**Exercise task**
Find the string "JSON" and gather every line that holds it.

— Start of Entries shown —

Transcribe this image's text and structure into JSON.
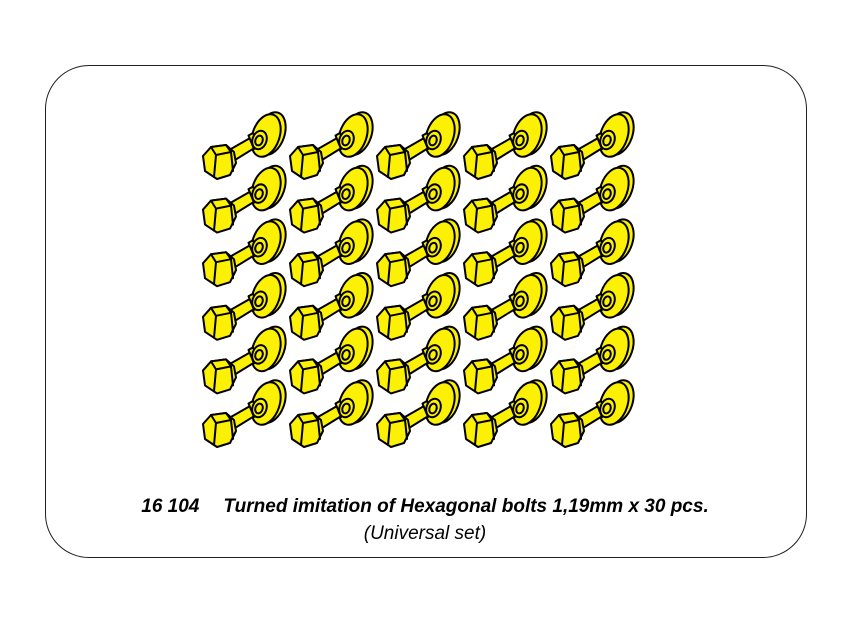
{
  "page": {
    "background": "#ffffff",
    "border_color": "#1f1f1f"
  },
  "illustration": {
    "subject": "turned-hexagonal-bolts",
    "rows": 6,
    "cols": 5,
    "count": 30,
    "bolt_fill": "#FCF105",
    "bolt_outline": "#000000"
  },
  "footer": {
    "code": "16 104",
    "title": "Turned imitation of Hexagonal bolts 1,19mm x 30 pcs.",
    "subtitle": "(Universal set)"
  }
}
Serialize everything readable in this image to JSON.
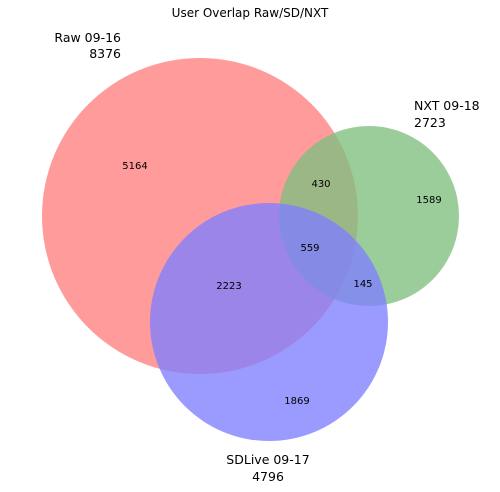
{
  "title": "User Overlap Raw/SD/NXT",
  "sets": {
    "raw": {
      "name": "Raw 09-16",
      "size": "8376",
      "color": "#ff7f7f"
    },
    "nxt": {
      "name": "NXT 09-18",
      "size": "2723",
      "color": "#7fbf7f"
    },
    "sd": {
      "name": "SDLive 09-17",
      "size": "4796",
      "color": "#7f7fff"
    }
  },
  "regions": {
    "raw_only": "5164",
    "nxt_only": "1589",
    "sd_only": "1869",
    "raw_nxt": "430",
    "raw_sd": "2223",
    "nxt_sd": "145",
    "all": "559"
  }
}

— End of Entries shown —

**Solution to the exercise**
Transcribe this image's text and structure into JSON.
Serialize everything readable in this image to JSON.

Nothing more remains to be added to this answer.